De Loire is met zijn meer dan 1000 km lengte niet alleen de langste rivier van Frankrijk, hij is tevens naamgever aan hetmeest uitgestrekte wijngebied van het land. Niet verwonderlijk dat de variatie aan wijnen er groot is. Toch is het aantal gebruikte druiven vrij beperkt. De absolute hoofdrolspelers voor witte wijn zijn de melon de bourgogne, chenin en sauvignon, en voor rood de cabernet franc, gamay en pinot noir. Voor wit vinden we daarnaast ook nog gros plant, folle blanche, chardonnay, chasselas en romorantin, en voor rood malbec (cot), grolleau, cabernet-sauvignon en pineau d’aunis. Vanaf (grofweg) Nantes nabij de Atlantische Oceaan lopen de wijngaarden via Orléans tot Pouilly-sur-Loire in het oosten. Hier maakt de rivier een grote bocht naar het zuiden, waar verder stroomopwaarts nog enkele minder bekende streken liggen zoals de Côtes d’Auvergne, Côte Roannaise en Côtes du Forez. Iedere streek heeft zo zijn eigen karakteristieken, maar wat ze met elkaar gemeen hebben, is hun natuurlijke frisheid die voortkomt uit een uitstekende zuurgraad. Het maakt Loirewjnen levendig, verteerbaar en doordrinkbaar. Toch zijn veel wijnen die hier vandaan komen nog altijd vrij onbekend bij een groter publiek. Hoog tijd om u mee te nemen op reis!
Salon des Vins de Loire
Op 3 en 4 februari van dit jaar vond weer de jaarlijkse Salon des Vins de Loire plaats in Angers. Een overzichtelijke en intieme beurs, waar producenten graag naartoe komen om hun nieuwe oogstjaren te showen en wellicht een nieuwe klant binnen te halen. Voor ons een uitstekende aanleiding om weer eens die kant op te gaan en ons Loire-assortiment aan te vullen. We mikken daarbij op Anjou, Montlouis en Menetou-Salon. We hebben flink wat afspraken gemaakt. Bovendien plakken we er een paar extra dagen aan vast om bezoeken te kunnen brengen aan onze vaste leveranciers, van Muscadet tot aan Pouilly-Fumé. Mijn reisgenoten voor de week zijn Femke Pruis, Milton Verseput en natuurlijk onze Loirespecialist Job Joosse, die er niet alleen iedere wijngaard kent, maar ook alle historische kastelen.
Zondag 5 februari
We rijden we vroeg in de ochtend weg uit Haarlem. Om 15.30u worden we verwacht bij onze vrienden van Luneau-Papin en daarvoor moeten we nog even onze kamersleutels ophalen van de Chambre d’Hôtes - Il était une fois chez moi in Le Loroux-Bottereau, een charmante plek om de nacht door te brengen (met heerlijk ontbijt!). Keurig op tijd komen we aan in Le Landreau, een gemeente ten oosten van Nantes, op de linkeroever van de Loire. We zitten hier in het hart van Muscadet-Sèvre-et-Maine, in de Loire-Atlantique.
+++
- _Opdrachten_:
a - Neem uit het reisverslag over de Loire het stuk van "Zondag 5 februari" tot "in de Loire-Atlantique." over en verander daarin "Haarlem" in "Leiden".
b - Ga verder met het reisverslag over de Loire, vanaf het punt waar het ophoudt.

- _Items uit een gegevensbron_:
+++
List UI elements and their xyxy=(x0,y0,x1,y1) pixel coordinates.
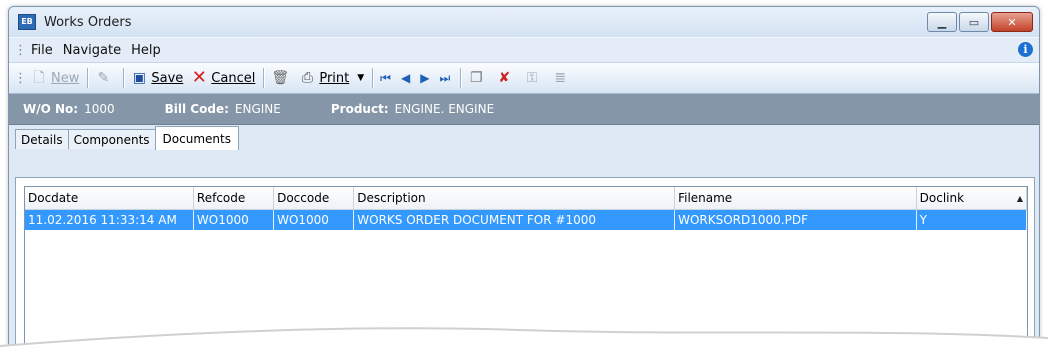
menu-file[interactable]: File xyxy=(31,43,53,58)
doclink-header-label: Doclink xyxy=(919,191,965,205)
column-header-doclink[interactable]: Doclink ▲ xyxy=(916,187,1028,210)
cell-description: WORKS ORDER DOCUMENT FOR #1000 xyxy=(353,209,676,230)
product-label: Product: xyxy=(330,102,389,116)
column-header-filename[interactable]: Filename xyxy=(674,187,917,210)
app-icon: EB xyxy=(18,14,36,30)
edit-icon: ✎ xyxy=(97,70,110,86)
toolbar-separator xyxy=(87,68,90,88)
toolbar-separator xyxy=(123,68,126,88)
copy-icon: ❐ xyxy=(469,70,483,86)
lock-icon: ⚿ xyxy=(526,70,538,86)
delete-record-button[interactable]: ✘ xyxy=(496,70,516,86)
product-value: ENGINE. ENGINE xyxy=(394,102,495,116)
grid-header-row: Docdate Refcode Doccode Description File… xyxy=(25,187,1028,210)
first-record-icon[interactable]: ⏮ xyxy=(380,71,391,86)
edit-button[interactable]: ✎ xyxy=(95,70,115,86)
toolbar-separator xyxy=(460,68,463,88)
copy-button[interactable]: ❐ xyxy=(468,70,488,86)
table-row[interactable]: 11.02.2016 11:33:14 AM WO1000 WO1000 WOR… xyxy=(25,209,1028,230)
delete-button[interactable]: 🗑 xyxy=(271,70,291,86)
minimize-button[interactable]: ▁ xyxy=(927,12,957,32)
cancel-icon: ✕ xyxy=(191,67,207,88)
bill-code-field: Bill Code: ENGINE xyxy=(165,102,281,116)
works-orders-window: EB Works Orders ▁ ▭ ✕ ⋮ File Navigate He… xyxy=(8,6,1040,354)
grip-icon: ⋮ xyxy=(14,42,27,58)
record-info-bar: W/O No: 1000 Bill Code: ENGINE Product: … xyxy=(9,94,1039,125)
torn-edge-decoration xyxy=(0,327,1048,356)
tab-documents[interactable]: Documents xyxy=(154,126,239,150)
close-button[interactable]: ✕ xyxy=(991,12,1033,32)
column-header-docdate[interactable]: Docdate xyxy=(25,187,194,210)
print-dropdown-button[interactable]: ▼ xyxy=(357,73,364,83)
delete-document-icon: ✘ xyxy=(498,70,511,86)
toolbar-grip-icon: ⋮ xyxy=(14,70,27,86)
previous-record-icon[interactable]: ◀ xyxy=(401,71,410,85)
wo-number-value: 1000 xyxy=(84,102,115,116)
menu-help[interactable]: Help xyxy=(131,43,161,58)
column-header-description[interactable]: Description xyxy=(353,187,676,210)
tab-strip: Details Components Documents xyxy=(9,125,1039,150)
stack-icon: ≣ xyxy=(554,70,567,86)
save-button[interactable]: ▣ Save xyxy=(131,70,184,86)
window-title: Works Orders xyxy=(44,14,132,30)
maximize-button[interactable]: ▭ xyxy=(959,12,989,32)
cell-doclink: Y xyxy=(916,209,1028,230)
toolbar-separator xyxy=(263,68,266,88)
cell-docdate: 11.02.2016 11:33:14 AM xyxy=(25,209,194,230)
title-bar: EB Works Orders ▁ ▭ ✕ xyxy=(9,7,1039,37)
bill-code-value: ENGINE xyxy=(234,102,281,116)
last-record-icon[interactable]: ⏭ xyxy=(439,71,450,86)
tab-components[interactable]: Components xyxy=(67,129,156,149)
bill-code-label: Bill Code: xyxy=(164,102,229,116)
wo-number-field: W/O No: 1000 xyxy=(23,102,115,116)
menu-bar: ⋮ File Navigate Help i xyxy=(9,37,1039,62)
info-icon[interactable]: i xyxy=(1018,42,1033,57)
print-button[interactable]: ⎙ Print xyxy=(299,70,350,86)
cell-filename: WORKSORD1000.PDF xyxy=(674,209,917,230)
menu-navigate[interactable]: Navigate xyxy=(63,43,121,58)
next-record-icon[interactable]: ▶ xyxy=(420,71,429,85)
cancel-button[interactable]: ✕ Cancel xyxy=(191,67,256,88)
new-document-icon: 🗋 xyxy=(33,70,45,86)
toolbar: ⋮ 🗋 New ✎ ▣ Save ✕ Cancel 🗑 ⎙ Print ▼ ⏮ … xyxy=(9,62,1039,94)
column-header-doccode[interactable]: Doccode xyxy=(273,187,355,210)
window-controls: ▁ ▭ ✕ xyxy=(925,12,1033,32)
save-label: Save xyxy=(151,70,184,86)
toolbar-separator xyxy=(372,68,375,88)
tab-details[interactable]: Details xyxy=(15,129,69,149)
stack-button[interactable]: ≣ xyxy=(552,70,572,86)
column-header-refcode[interactable]: Refcode xyxy=(193,187,275,210)
new-button[interactable]: 🗋 New xyxy=(31,70,79,86)
trash-icon: 🗑 xyxy=(271,70,290,86)
printer-icon: ⎙ xyxy=(301,70,313,86)
lock-button[interactable]: ⚿ xyxy=(524,70,544,86)
new-label: New xyxy=(51,70,80,86)
save-icon: ▣ xyxy=(132,70,146,86)
print-label: Print xyxy=(319,70,350,86)
product-field: Product: ENGINE. ENGINE xyxy=(331,102,494,116)
cell-doccode: WO1000 xyxy=(273,209,355,230)
cancel-label: Cancel xyxy=(211,70,256,86)
wo-number-label: W/O No: xyxy=(23,102,79,116)
sort-ascending-icon: ▲ xyxy=(1016,194,1023,203)
cell-refcode: WO1000 xyxy=(193,209,275,230)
+++
- _Antwoorden_:
a -
Zondag 5 februari
We rijden we vroeg in de ochtend weg uit Leiden. Om 15.30u worden we verwacht bij onze vrienden van Luneau-Papin en daarvoor moeten we nog even onze kamersleutels ophalen van de Chambre d’Hôtes - Il était une fois chez moi in Le Loroux-Bottereau, een charmante plek om de nacht door te brengen (met heerlijk ontbijt!). Keurig op tijd komen we aan in Le Landreau, een gemeente ten oosten van Nantes, op de linkeroever van de Loire. We zitten hier in het hart van Muscadet-Sèvre-et-Maine, in de Loire-Atlantique.

b -
Het is het thuis van een van de allerberoemdste domeinen uit de streek, Luneau-Papin. Hier werken ze al jaren biodynamisch in hun wijngaard van 35 hectare, maar daar blijft het niet bij. Nog eens 35 hectare bewerken ze voor de biodiversiteit. Pierre-Marie Luneau: “De biodynamie helpt om de wijngaard sterker te maken. Door de opwarming van de planeet valt er het ene moment veel regen, en is het in de zomer heel droog. Maar doordat de wortels in onze wijngaard heel diep de grond in gaan, kunnen de planten deze droogte aan.” Hun grootste probleem is echter de vorst, die elke twee jaar ‘toeslaat’. Daardoor zijn de rendementen in de wijngaard gemiddeld 22 hectoliter per hectare, terwijl het potentieel 50 is. Tijdens ons bezoek zien we Pierre-Marie aan het werk bij drie persen tegelijk: zo kan hij voor ieder perceel het persprogramma aanpassen aan de kwaliteit van de druiven. Na een uitgebreid bezoek aan de wijngaarden, volgt een uitgebreide proeverij van alle wijnen. We sluiten af met een heerlijk diner, met enkele prachtige oude jaargangen. De hele maandag brengen we door op de beurs. We maken kennis met enkele zeer interessante domeinen. Helaas heeft niet iedereen wijn beschikbaar of hebben ze al distributeurs in Nederland. Maar we hebben succes bij een topproducent uit Anjou, waar we woensdag langs zullen gaan.
Dinsdag 7 februari
Op dinsdagochtend, vóór de beurs, gaan we naar Château d’Epiré in het beeldschone Savennières om de wijngaarden te bezoeken en foto’s te maken. Na de beursdag komen we terug om te proeven in de kelders. Savennières ligt iets ten westen onder Angers, op de rechteroever van de Loire, waarop je hoog op de côteau een schitterend uitzicht hebt. De bodem is hier stenig, terwijl de wijngaarden profiteren van een ligging op het zuiden. Op dit prachtige château uit de 17e eeuw installeert de familie Bizard zich aan het eind van de 19e eeuw. De naast het kasteel gelegen kerk wordt in 1905 getransformeerd tot wijnkelder, waarin tot op de dag van vandaag de wijnen worden gemaakt en opgevoed. Alle wijnen zijn hier wit, voornamelijk strak droog, gemaakt van de chenindruif. Alle percelen worden individueel in klein tanks gevinifieerd en opgevoed op rvs of op oude eikenhouten vaten. Met Paul Bizard staat hier nu de 5e generatie aan het roer. Paul is al even gepassioneerd als zijn vader Luc, maar stiekem zien we hier al wat kleine ontwikkelingen die de nu al hoge kwaliteit verder zal doen laten toenemen.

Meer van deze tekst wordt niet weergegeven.